Exercise:
Write out all records as given; omit images.

Start of Listing

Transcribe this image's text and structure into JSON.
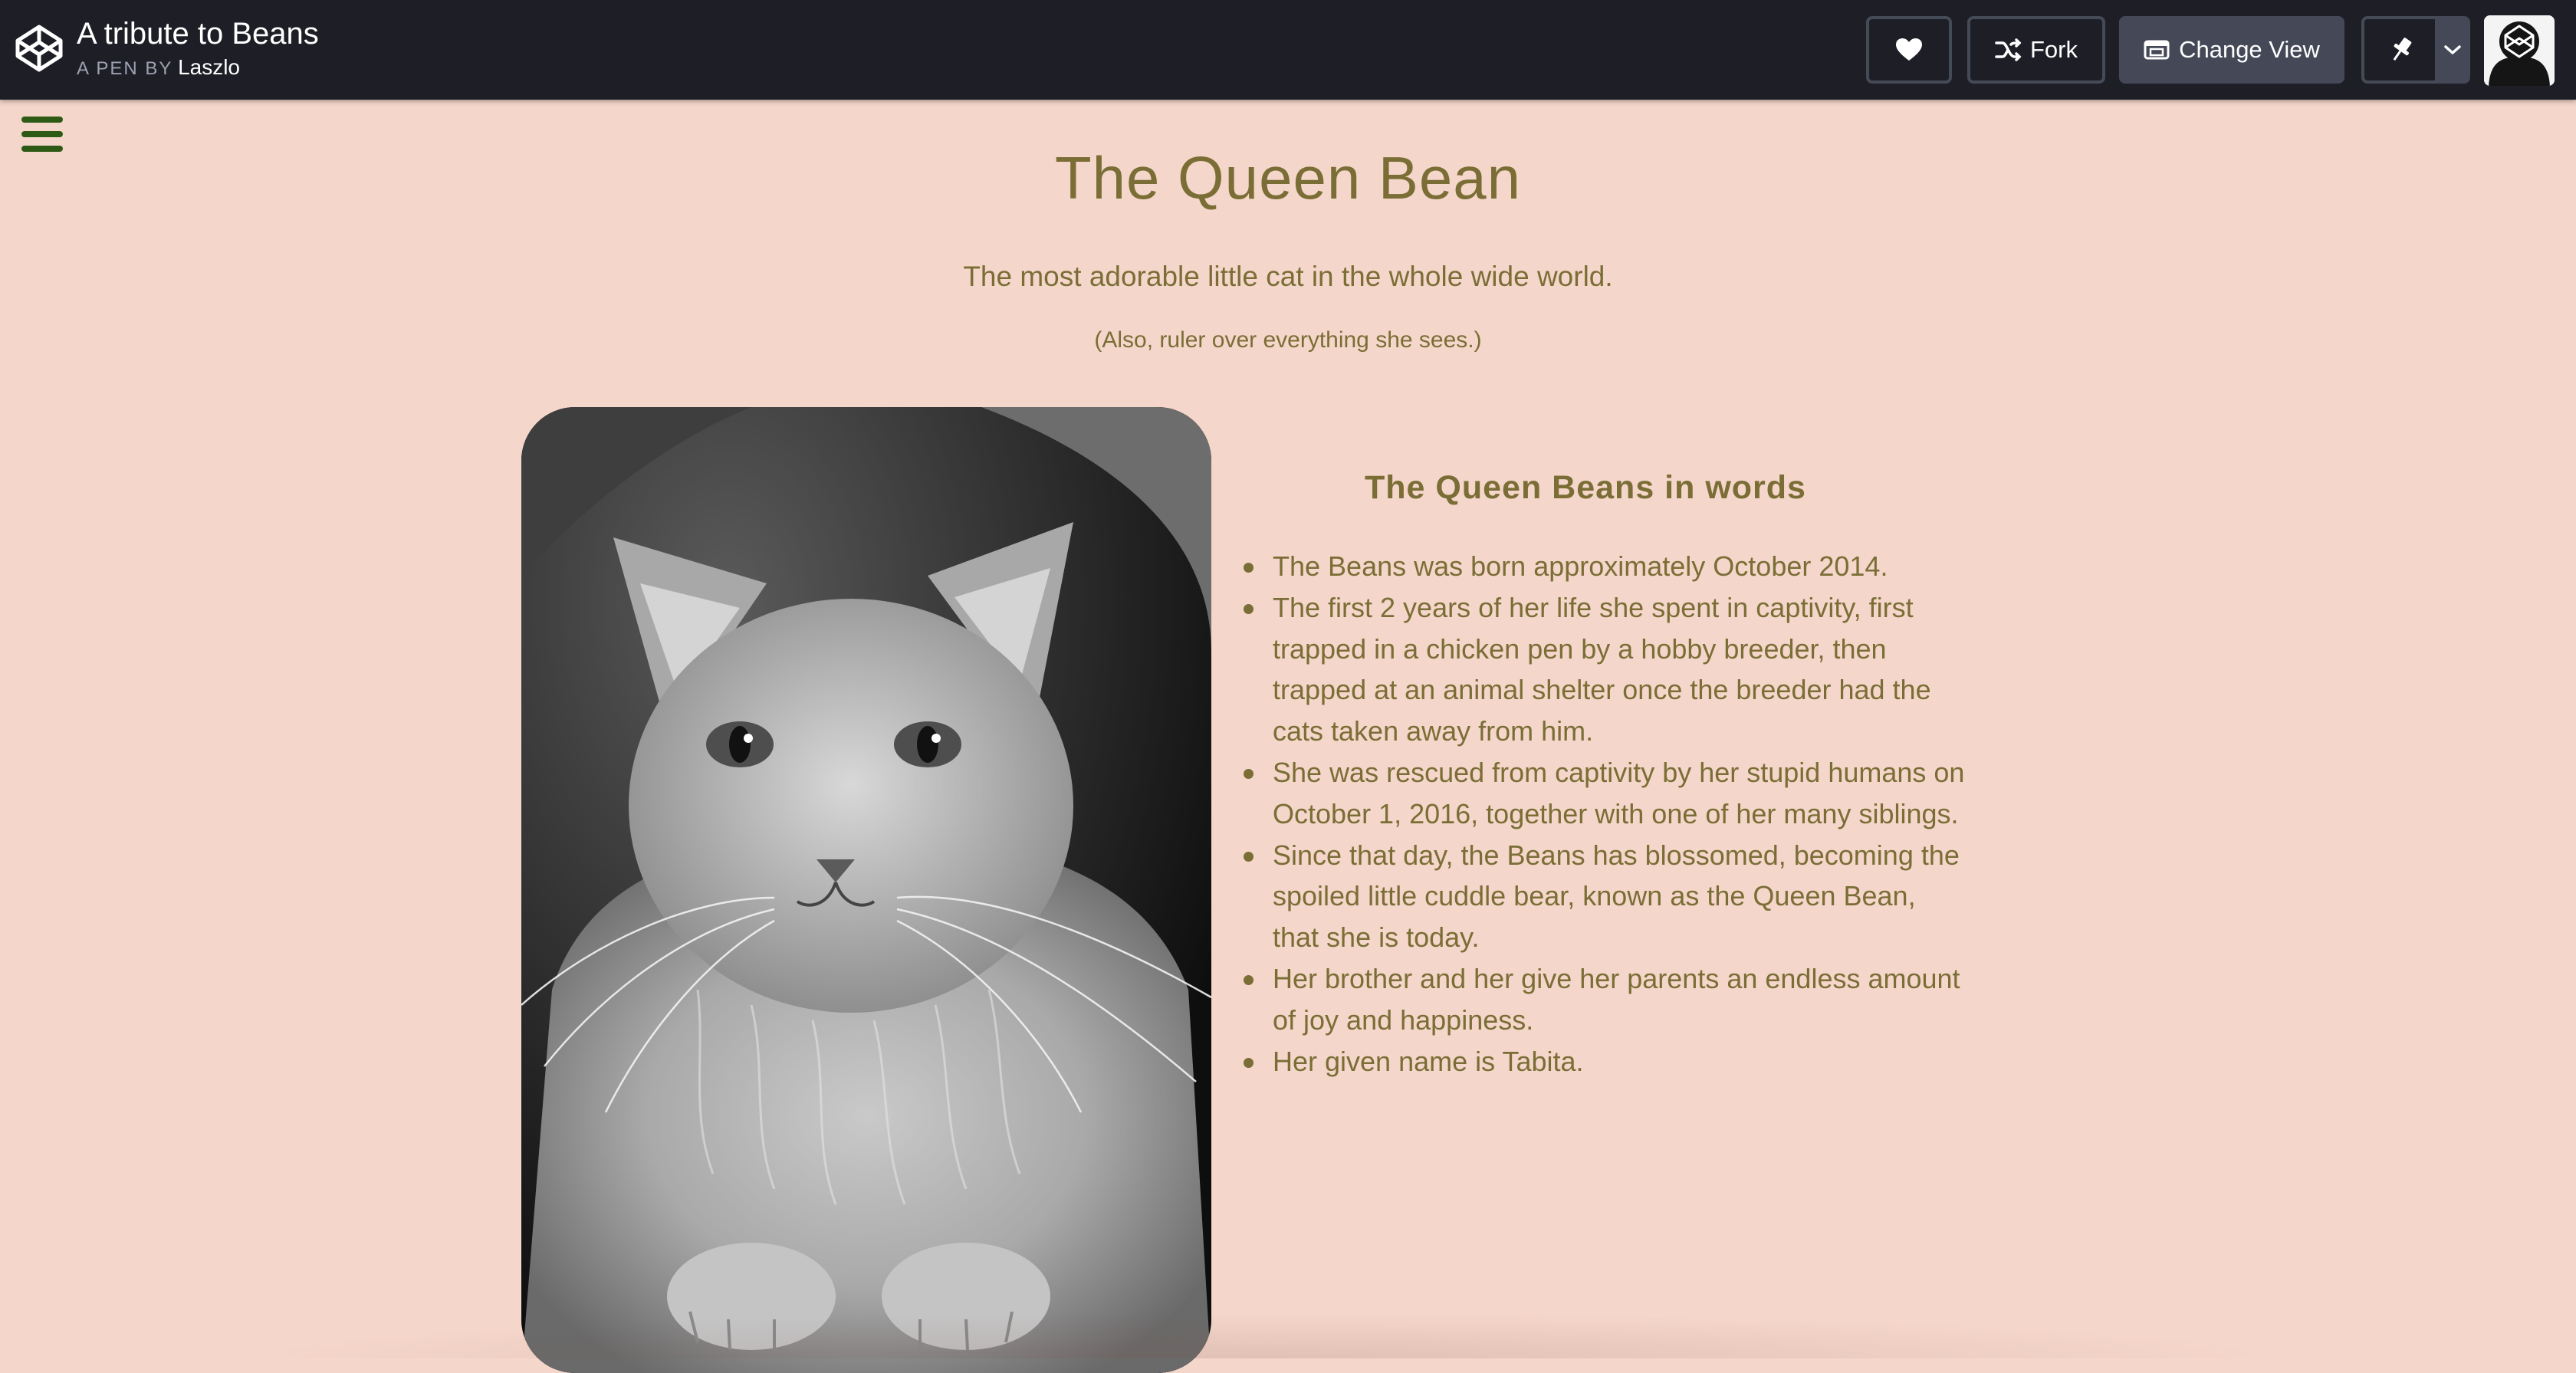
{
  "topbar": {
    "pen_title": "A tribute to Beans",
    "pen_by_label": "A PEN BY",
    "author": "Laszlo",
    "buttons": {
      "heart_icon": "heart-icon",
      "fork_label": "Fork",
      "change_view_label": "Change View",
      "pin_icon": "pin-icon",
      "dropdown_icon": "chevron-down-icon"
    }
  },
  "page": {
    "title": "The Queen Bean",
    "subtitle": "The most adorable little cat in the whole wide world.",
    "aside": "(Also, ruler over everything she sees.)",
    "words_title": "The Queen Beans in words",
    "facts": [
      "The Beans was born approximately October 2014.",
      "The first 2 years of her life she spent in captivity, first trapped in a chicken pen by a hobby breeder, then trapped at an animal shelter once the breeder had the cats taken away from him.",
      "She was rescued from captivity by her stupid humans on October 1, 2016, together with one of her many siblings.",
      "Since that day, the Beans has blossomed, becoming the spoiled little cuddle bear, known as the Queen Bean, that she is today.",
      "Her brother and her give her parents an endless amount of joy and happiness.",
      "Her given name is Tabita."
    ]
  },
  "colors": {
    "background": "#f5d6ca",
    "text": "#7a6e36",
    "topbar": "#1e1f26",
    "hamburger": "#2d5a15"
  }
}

End of Listing

Solution for this problem:
Transcribe this image's text and structure into JSON.
{
  "topbar": {
    "pen_title": "A tribute to Beans",
    "pen_by_label": "A PEN BY",
    "author": "Laszlo",
    "buttons": {
      "heart_icon": "heart-icon",
      "fork_label": "Fork",
      "change_view_label": "Change View",
      "pin_icon": "pin-icon",
      "dropdown_icon": "chevron-down-icon"
    }
  },
  "page": {
    "title": "The Queen Bean",
    "subtitle": "The most adorable little cat in the whole wide world.",
    "aside": "(Also, ruler over everything she sees.)",
    "words_title": "The Queen Beans in words",
    "facts": [
      "The Beans was born approximately October 2014.",
      "The first 2 years of her life she spent in captivity, first trapped in a chicken pen by a hobby breeder, then trapped at an animal shelter once the breeder had the cats taken away from him.",
      "She was rescued from captivity by her stupid humans on October 1, 2016, together with one of her many siblings.",
      "Since that day, the Beans has blossomed, becoming the spoiled little cuddle bear, known as the Queen Bean, that she is today.",
      "Her brother and her give her parents an endless amount of joy and happiness.",
      "Her given name is Tabita."
    ]
  },
  "colors": {
    "background": "#f5d6ca",
    "text": "#7a6e36",
    "topbar": "#1e1f26",
    "hamburger": "#2d5a15"
  }
}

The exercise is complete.